[Start of Data records]

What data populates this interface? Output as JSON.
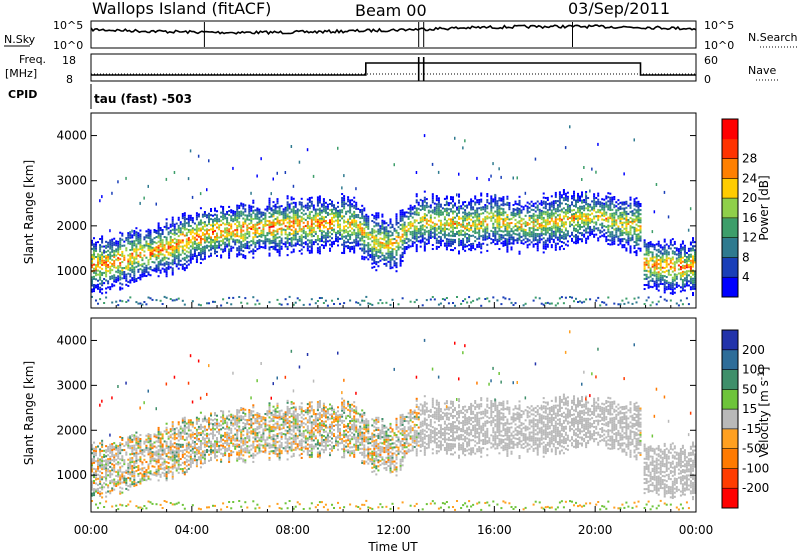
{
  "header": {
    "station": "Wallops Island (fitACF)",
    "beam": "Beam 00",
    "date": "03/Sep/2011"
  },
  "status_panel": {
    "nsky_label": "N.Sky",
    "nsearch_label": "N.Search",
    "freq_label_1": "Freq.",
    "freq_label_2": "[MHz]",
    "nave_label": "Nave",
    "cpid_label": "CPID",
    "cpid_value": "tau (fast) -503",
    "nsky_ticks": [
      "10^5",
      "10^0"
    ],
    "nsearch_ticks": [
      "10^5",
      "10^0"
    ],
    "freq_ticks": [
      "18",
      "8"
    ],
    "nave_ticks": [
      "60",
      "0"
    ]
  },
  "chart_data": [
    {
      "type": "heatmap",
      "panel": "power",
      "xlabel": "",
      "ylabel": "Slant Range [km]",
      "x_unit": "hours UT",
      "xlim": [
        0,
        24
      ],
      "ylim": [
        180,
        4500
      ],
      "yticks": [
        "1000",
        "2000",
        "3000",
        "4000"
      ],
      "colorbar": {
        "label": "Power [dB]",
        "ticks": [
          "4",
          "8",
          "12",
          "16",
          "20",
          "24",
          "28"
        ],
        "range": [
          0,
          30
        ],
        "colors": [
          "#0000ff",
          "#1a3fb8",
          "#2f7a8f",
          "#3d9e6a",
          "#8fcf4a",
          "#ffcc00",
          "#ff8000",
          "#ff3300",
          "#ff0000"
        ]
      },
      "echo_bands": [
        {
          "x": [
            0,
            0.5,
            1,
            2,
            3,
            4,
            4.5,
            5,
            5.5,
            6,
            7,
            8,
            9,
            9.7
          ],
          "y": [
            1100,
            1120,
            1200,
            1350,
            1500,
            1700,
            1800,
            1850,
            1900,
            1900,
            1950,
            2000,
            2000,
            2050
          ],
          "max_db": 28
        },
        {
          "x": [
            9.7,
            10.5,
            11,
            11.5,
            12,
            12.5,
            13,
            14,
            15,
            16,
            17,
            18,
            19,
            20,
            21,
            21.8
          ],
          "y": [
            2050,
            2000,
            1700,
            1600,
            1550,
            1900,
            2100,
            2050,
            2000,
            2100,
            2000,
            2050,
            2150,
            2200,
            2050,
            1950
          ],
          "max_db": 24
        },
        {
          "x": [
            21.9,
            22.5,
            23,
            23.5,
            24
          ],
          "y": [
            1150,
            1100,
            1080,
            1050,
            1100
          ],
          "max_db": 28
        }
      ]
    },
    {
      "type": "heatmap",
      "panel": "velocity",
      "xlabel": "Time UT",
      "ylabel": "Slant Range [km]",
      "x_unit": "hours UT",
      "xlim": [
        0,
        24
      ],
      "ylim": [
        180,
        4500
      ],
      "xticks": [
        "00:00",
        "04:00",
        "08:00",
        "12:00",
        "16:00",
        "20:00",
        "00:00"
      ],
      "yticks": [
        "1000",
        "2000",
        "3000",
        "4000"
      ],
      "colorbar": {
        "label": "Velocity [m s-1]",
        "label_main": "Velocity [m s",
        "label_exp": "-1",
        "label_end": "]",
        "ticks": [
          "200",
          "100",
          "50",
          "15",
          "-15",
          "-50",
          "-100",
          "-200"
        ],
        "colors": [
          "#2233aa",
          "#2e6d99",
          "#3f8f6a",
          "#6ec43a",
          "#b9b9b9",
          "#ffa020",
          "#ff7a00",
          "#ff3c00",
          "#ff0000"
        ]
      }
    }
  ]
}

[End of Data records]

• Directive: Pictures are not part of the copy; output everything else in the records exactly.

• Full answer:
What data populates this interface? Output as JSON.
{
  "header": {
    "station": "Wallops Island (fitACF)",
    "beam": "Beam 00",
    "date": "03/Sep/2011"
  },
  "status_panel": {
    "nsky_label": "N.Sky",
    "nsearch_label": "N.Search",
    "freq_label_1": "Freq.",
    "freq_label_2": "[MHz]",
    "nave_label": "Nave",
    "cpid_label": "CPID",
    "cpid_value": "tau (fast) -503",
    "nsky_ticks": [
      "10^5",
      "10^0"
    ],
    "nsearch_ticks": [
      "10^5",
      "10^0"
    ],
    "freq_ticks": [
      "18",
      "8"
    ],
    "nave_ticks": [
      "60",
      "0"
    ]
  },
  "chart_data": [
    {
      "type": "heatmap",
      "panel": "power",
      "xlabel": "",
      "ylabel": "Slant Range [km]",
      "x_unit": "hours UT",
      "xlim": [
        0,
        24
      ],
      "ylim": [
        180,
        4500
      ],
      "yticks": [
        "1000",
        "2000",
        "3000",
        "4000"
      ],
      "colorbar": {
        "label": "Power [dB]",
        "ticks": [
          "4",
          "8",
          "12",
          "16",
          "20",
          "24",
          "28"
        ],
        "range": [
          0,
          30
        ],
        "colors": [
          "#0000ff",
          "#1a3fb8",
          "#2f7a8f",
          "#3d9e6a",
          "#8fcf4a",
          "#ffcc00",
          "#ff8000",
          "#ff3300",
          "#ff0000"
        ]
      },
      "echo_bands": [
        {
          "x": [
            0,
            0.5,
            1,
            2,
            3,
            4,
            4.5,
            5,
            5.5,
            6,
            7,
            8,
            9,
            9.7
          ],
          "y": [
            1100,
            1120,
            1200,
            1350,
            1500,
            1700,
            1800,
            1850,
            1900,
            1900,
            1950,
            2000,
            2000,
            2050
          ],
          "max_db": 28
        },
        {
          "x": [
            9.7,
            10.5,
            11,
            11.5,
            12,
            12.5,
            13,
            14,
            15,
            16,
            17,
            18,
            19,
            20,
            21,
            21.8
          ],
          "y": [
            2050,
            2000,
            1700,
            1600,
            1550,
            1900,
            2100,
            2050,
            2000,
            2100,
            2000,
            2050,
            2150,
            2200,
            2050,
            1950
          ],
          "max_db": 24
        },
        {
          "x": [
            21.9,
            22.5,
            23,
            23.5,
            24
          ],
          "y": [
            1150,
            1100,
            1080,
            1050,
            1100
          ],
          "max_db": 28
        }
      ]
    },
    {
      "type": "heatmap",
      "panel": "velocity",
      "xlabel": "Time UT",
      "ylabel": "Slant Range [km]",
      "x_unit": "hours UT",
      "xlim": [
        0,
        24
      ],
      "ylim": [
        180,
        4500
      ],
      "xticks": [
        "00:00",
        "04:00",
        "08:00",
        "12:00",
        "16:00",
        "20:00",
        "00:00"
      ],
      "yticks": [
        "1000",
        "2000",
        "3000",
        "4000"
      ],
      "colorbar": {
        "label": "Velocity [m s-1]",
        "label_main": "Velocity [m s",
        "label_exp": "-1",
        "label_end": "]",
        "ticks": [
          "200",
          "100",
          "50",
          "15",
          "-15",
          "-50",
          "-100",
          "-200"
        ],
        "colors": [
          "#2233aa",
          "#2e6d99",
          "#3f8f6a",
          "#6ec43a",
          "#b9b9b9",
          "#ffa020",
          "#ff7a00",
          "#ff3c00",
          "#ff0000"
        ]
      }
    }
  ]
}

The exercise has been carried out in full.